Given task >> Could you copy each of the rows below, keeping every character, bracket, and number unchanged?

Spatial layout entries
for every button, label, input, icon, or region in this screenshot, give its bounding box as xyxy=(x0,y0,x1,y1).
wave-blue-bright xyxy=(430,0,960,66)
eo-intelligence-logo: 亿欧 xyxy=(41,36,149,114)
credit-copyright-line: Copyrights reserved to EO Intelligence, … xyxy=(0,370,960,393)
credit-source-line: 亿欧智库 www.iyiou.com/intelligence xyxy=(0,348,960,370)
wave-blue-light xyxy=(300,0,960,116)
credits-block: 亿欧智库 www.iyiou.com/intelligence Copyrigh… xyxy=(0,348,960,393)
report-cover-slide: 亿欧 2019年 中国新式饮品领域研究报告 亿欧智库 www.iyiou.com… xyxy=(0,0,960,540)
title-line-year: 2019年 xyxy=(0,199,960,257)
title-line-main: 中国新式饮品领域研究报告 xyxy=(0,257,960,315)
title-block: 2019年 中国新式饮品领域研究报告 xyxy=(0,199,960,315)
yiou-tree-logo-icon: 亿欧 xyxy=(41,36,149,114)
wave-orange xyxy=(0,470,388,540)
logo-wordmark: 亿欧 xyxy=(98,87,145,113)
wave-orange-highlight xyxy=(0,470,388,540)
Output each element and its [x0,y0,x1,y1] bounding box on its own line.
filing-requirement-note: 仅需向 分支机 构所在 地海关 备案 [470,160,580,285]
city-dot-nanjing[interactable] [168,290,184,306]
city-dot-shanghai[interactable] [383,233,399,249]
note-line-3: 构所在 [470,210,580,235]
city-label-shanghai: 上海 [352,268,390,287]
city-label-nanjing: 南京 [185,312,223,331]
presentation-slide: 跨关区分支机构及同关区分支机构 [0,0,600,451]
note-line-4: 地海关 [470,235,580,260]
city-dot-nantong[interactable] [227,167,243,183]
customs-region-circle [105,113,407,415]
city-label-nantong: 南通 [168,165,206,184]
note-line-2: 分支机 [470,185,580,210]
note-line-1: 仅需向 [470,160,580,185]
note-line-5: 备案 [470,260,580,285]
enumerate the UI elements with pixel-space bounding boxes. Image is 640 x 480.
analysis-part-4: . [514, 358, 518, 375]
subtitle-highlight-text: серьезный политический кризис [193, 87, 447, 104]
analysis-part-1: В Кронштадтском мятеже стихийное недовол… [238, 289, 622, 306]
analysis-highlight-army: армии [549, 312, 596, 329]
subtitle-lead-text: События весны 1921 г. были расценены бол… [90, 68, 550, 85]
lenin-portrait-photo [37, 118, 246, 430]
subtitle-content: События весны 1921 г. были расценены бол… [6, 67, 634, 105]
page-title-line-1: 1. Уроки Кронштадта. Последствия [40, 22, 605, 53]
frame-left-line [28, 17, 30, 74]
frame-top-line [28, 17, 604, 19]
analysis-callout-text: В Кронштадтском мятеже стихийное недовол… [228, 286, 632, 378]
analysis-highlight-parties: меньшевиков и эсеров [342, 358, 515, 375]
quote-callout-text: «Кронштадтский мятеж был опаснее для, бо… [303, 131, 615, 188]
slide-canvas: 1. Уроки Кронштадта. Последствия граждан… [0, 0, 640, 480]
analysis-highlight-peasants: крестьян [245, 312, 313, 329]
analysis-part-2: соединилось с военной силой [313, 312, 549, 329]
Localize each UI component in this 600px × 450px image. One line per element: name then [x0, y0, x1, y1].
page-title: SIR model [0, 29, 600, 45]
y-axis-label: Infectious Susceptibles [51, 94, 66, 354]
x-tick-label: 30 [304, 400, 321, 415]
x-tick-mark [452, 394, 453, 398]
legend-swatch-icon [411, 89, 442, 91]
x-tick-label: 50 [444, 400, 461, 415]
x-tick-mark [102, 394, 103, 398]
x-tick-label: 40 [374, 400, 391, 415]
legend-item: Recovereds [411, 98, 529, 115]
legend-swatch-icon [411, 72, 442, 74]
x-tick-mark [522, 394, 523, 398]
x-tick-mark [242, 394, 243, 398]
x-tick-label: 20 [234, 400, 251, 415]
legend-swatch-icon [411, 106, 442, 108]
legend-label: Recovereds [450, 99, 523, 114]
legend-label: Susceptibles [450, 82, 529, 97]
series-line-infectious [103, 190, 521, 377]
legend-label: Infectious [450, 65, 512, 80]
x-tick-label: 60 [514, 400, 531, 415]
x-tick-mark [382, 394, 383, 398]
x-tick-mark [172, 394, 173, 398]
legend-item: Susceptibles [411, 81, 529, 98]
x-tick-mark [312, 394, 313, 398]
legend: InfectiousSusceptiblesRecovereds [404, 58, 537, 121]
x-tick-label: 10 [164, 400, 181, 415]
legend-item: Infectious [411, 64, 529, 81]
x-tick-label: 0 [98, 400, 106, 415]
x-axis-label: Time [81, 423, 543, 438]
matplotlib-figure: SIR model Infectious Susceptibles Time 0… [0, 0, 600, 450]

The completed task >>
for every button, label, input, icon, or region in this screenshot, give its bounding box as xyxy=(x0,y0,x1,y1).
wave-blue-bright xyxy=(430,0,960,66)
eo-intelligence-logo: 亿欧 xyxy=(41,36,149,114)
credit-copyright-line: Copyrights reserved to EO Intelligence, … xyxy=(0,370,960,393)
credit-source-line: 亿欧智库 www.iyiou.com/intelligence xyxy=(0,348,960,370)
wave-blue-light xyxy=(300,0,960,116)
credits-block: 亿欧智库 www.iyiou.com/intelligence Copyrigh… xyxy=(0,348,960,393)
report-cover-slide: 亿欧 2019年 中国新式饮品领域研究报告 亿欧智库 www.iyiou.com… xyxy=(0,0,960,540)
title-line-year: 2019年 xyxy=(0,199,960,257)
title-line-main: 中国新式饮品领域研究报告 xyxy=(0,257,960,315)
title-block: 2019年 中国新式饮品领域研究报告 xyxy=(0,199,960,315)
yiou-tree-logo-icon: 亿欧 xyxy=(41,36,149,114)
wave-orange xyxy=(0,470,388,540)
logo-wordmark: 亿欧 xyxy=(98,87,145,113)
wave-orange-highlight xyxy=(0,470,388,540)
Output each element and its [x0,y0,x1,y1] bounding box on its own line.
filing-requirement-note: 仅需向 分支机 构所在 地海关 备案 [470,160,580,285]
city-dot-nanjing[interactable] [168,290,184,306]
city-dot-shanghai[interactable] [383,233,399,249]
note-line-3: 构所在 [470,210,580,235]
city-label-shanghai: 上海 [352,268,390,287]
city-label-nanjing: 南京 [185,312,223,331]
presentation-slide: 跨关区分支机构及同关区分支机构 [0,0,600,451]
note-line-4: 地海关 [470,235,580,260]
city-dot-nantong[interactable] [227,167,243,183]
customs-region-circle [105,113,407,415]
city-label-nantong: 南通 [168,165,206,184]
note-line-2: 分支机 [470,185,580,210]
note-line-1: 仅需向 [470,160,580,185]
note-line-5: 备案 [470,260,580,285]
enumerate the UI elements with pixel-space bounding boxes. Image is 640 x 480.
analysis-part-4: . [514, 358, 518, 375]
subtitle-highlight-text: серьезный политический кризис [193, 87, 447, 104]
analysis-part-1: В Кронштадтском мятеже стихийное недовол… [238, 289, 622, 306]
analysis-highlight-army: армии [549, 312, 596, 329]
subtitle-lead-text: События весны 1921 г. были расценены бол… [90, 68, 550, 85]
lenin-portrait-photo [37, 118, 246, 430]
subtitle-content: События весны 1921 г. были расценены бол… [6, 67, 634, 105]
page-title-line-1: 1. Уроки Кронштадта. Последствия [40, 22, 605, 53]
frame-left-line [28, 17, 30, 74]
frame-top-line [28, 17, 604, 19]
analysis-callout-text: В Кронштадтском мятеже стихийное недовол… [228, 286, 632, 378]
analysis-highlight-parties: меньшевиков и эсеров [342, 358, 515, 375]
quote-callout-text: «Кронштадтский мятеж был опаснее для, бо… [303, 131, 615, 188]
slide-canvas: 1. Уроки Кронштадта. Последствия граждан… [0, 0, 640, 480]
analysis-highlight-peasants: крестьян [245, 312, 313, 329]
analysis-part-2: соединилось с военной силой [313, 312, 549, 329]
Localize each UI component in this 600px × 450px image. One line per element: name then [x0, y0, x1, y1].
page-title: SIR model [0, 29, 600, 45]
y-axis-label: Infectious Susceptibles [51, 94, 66, 354]
x-tick-label: 30 [304, 400, 321, 415]
x-tick-mark [452, 394, 453, 398]
legend-swatch-icon [411, 89, 442, 91]
x-tick-label: 50 [444, 400, 461, 415]
x-tick-mark [102, 394, 103, 398]
x-tick-label: 40 [374, 400, 391, 415]
legend-item: Recovereds [411, 98, 529, 115]
legend-swatch-icon [411, 72, 442, 74]
x-tick-mark [522, 394, 523, 398]
x-tick-mark [242, 394, 243, 398]
x-tick-label: 20 [234, 400, 251, 415]
legend-swatch-icon [411, 106, 442, 108]
legend-label: Recovereds [450, 99, 523, 114]
legend-label: Susceptibles [450, 82, 529, 97]
series-line-infectious [103, 190, 521, 377]
legend-label: Infectious [450, 65, 512, 80]
x-tick-label: 60 [514, 400, 531, 415]
x-tick-mark [382, 394, 383, 398]
x-tick-mark [172, 394, 173, 398]
legend-item: Susceptibles [411, 81, 529, 98]
x-tick-mark [312, 394, 313, 398]
legend: InfectiousSusceptiblesRecovereds [404, 58, 537, 121]
x-tick-label: 10 [164, 400, 181, 415]
legend-item: Infectious [411, 64, 529, 81]
x-tick-label: 0 [98, 400, 106, 415]
x-axis-label: Time [81, 423, 543, 438]
matplotlib-figure: SIR model Infectious Susceptibles Time 0… [0, 0, 600, 450]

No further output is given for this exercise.